══ TASK DATA ══

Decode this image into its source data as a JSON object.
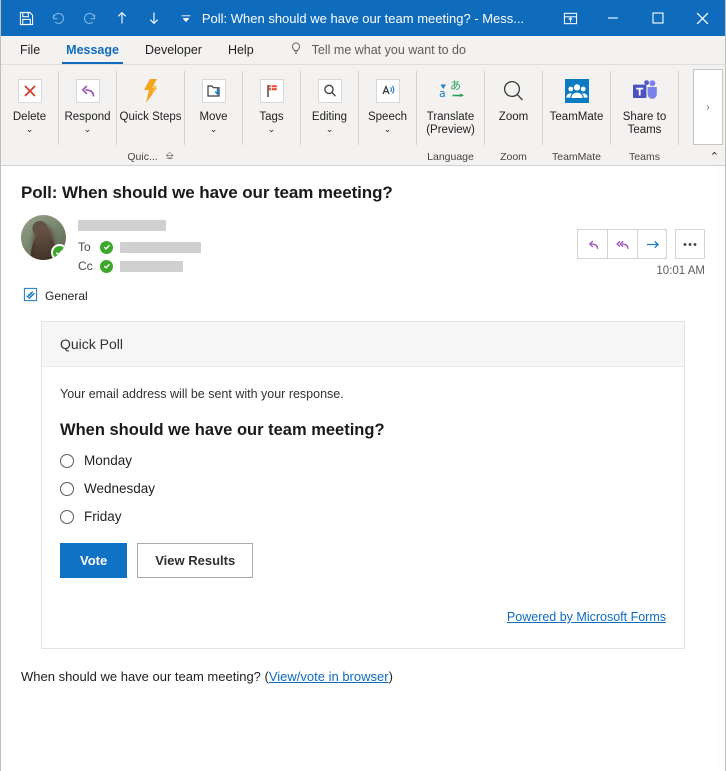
{
  "window": {
    "title": "Poll: When should we have our team meeting?  -  Mess...",
    "quick_access": [
      {
        "name": "save-icon",
        "label": "Save",
        "disabled": false
      },
      {
        "name": "undo-icon",
        "label": "Undo",
        "disabled": true
      },
      {
        "name": "redo-icon",
        "label": "Redo",
        "disabled": true
      },
      {
        "name": "previous-item-icon",
        "label": "Previous Item",
        "disabled": false
      },
      {
        "name": "next-item-icon",
        "label": "Next Item",
        "disabled": false
      },
      {
        "name": "customize-quick-access-toolbar-icon",
        "label": "Customize Quick Access Toolbar",
        "disabled": false
      }
    ],
    "controls": [
      {
        "name": "ribbon-display-options-button",
        "label": "Ribbon Display Options"
      },
      {
        "name": "minimize-button",
        "label": "Minimize"
      },
      {
        "name": "maximize-button",
        "label": "Maximize"
      },
      {
        "name": "close-button",
        "label": "Close"
      }
    ]
  },
  "ribbon": {
    "tabs": [
      {
        "label": "File",
        "active": false
      },
      {
        "label": "Message",
        "active": true
      },
      {
        "label": "Developer",
        "active": false
      },
      {
        "label": "Help",
        "active": false
      }
    ],
    "tellme": "Tell me what you want to do",
    "groups": [
      {
        "label": "",
        "buttons": [
          {
            "label": "Delete",
            "icon": "delete-icon",
            "caret": true
          }
        ]
      },
      {
        "label": "",
        "buttons": [
          {
            "label": "Respond",
            "icon": "respond-icon",
            "caret": true
          }
        ]
      },
      {
        "label": "Quic...",
        "buttons": [
          {
            "label": "Quick Steps",
            "icon": "quick-steps-icon",
            "caret": true
          }
        ]
      },
      {
        "label": "",
        "buttons": [
          {
            "label": "Move",
            "icon": "move-icon",
            "caret": true
          }
        ]
      },
      {
        "label": "",
        "buttons": [
          {
            "label": "Tags",
            "icon": "tags-icon",
            "caret": true
          }
        ]
      },
      {
        "label": "",
        "buttons": [
          {
            "label": "Editing",
            "icon": "editing-icon",
            "caret": true
          }
        ]
      },
      {
        "label": "",
        "buttons": [
          {
            "label": "Speech",
            "icon": "speech-icon",
            "caret": true
          }
        ]
      },
      {
        "label": "Language",
        "buttons": [
          {
            "label": "Translate (Preview)",
            "icon": "translate-icon",
            "caret": true
          }
        ]
      },
      {
        "label": "Zoom",
        "buttons": [
          {
            "label": "Zoom",
            "icon": "zoom-icon",
            "caret": false
          }
        ]
      },
      {
        "label": "TeamMate",
        "buttons": [
          {
            "label": "TeamMate",
            "icon": "teammate-icon",
            "caret": false
          }
        ]
      },
      {
        "label": "Teams",
        "buttons": [
          {
            "label": "Share to Teams",
            "icon": "share-to-teams-icon",
            "caret": false
          }
        ]
      }
    ],
    "overflow_label": "›",
    "collapse_label": "⌃"
  },
  "message": {
    "subject": "Poll: When should we have our team meeting?",
    "to_label": "To",
    "cc_label": "Cc",
    "timestamp": "10:01 AM",
    "sensitivity_label": "General",
    "actions": [
      {
        "name": "reply-button",
        "label": "Reply"
      },
      {
        "name": "reply-all-button",
        "label": "Reply All"
      },
      {
        "name": "forward-button",
        "label": "Forward"
      },
      {
        "name": "more-actions-button",
        "label": "More actions"
      }
    ]
  },
  "poll": {
    "card_title": "Quick Poll",
    "privacy_note": "Your email address will be sent with your response.",
    "question": "When should we have our team meeting?",
    "options": [
      {
        "label": "Monday",
        "selected": false
      },
      {
        "label": "Wednesday",
        "selected": false
      },
      {
        "label": "Friday",
        "selected": false
      }
    ],
    "vote_button": "Vote",
    "view_results_button": "View Results",
    "powered_by": "Powered by Microsoft Forms"
  },
  "body": {
    "text_before": "When should we have our team meeting? (",
    "link_text": "View/vote in browser",
    "text_after": ")"
  },
  "colors": {
    "titlebar": "#0f6cbd",
    "accent": "#0f6cbd",
    "vote_button": "#0f72c5",
    "presence_green": "#3ca82b",
    "delete_red": "#d0392b",
    "respond_purple": "#9a4fb5",
    "quicksteps_orange": "#f2a41b"
  }
}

═══

> **PROBLEM**
Each line that holds the string "meeting" counts once; give the total and nothing else.

> **SOLUTION FOR THIS TASK**
4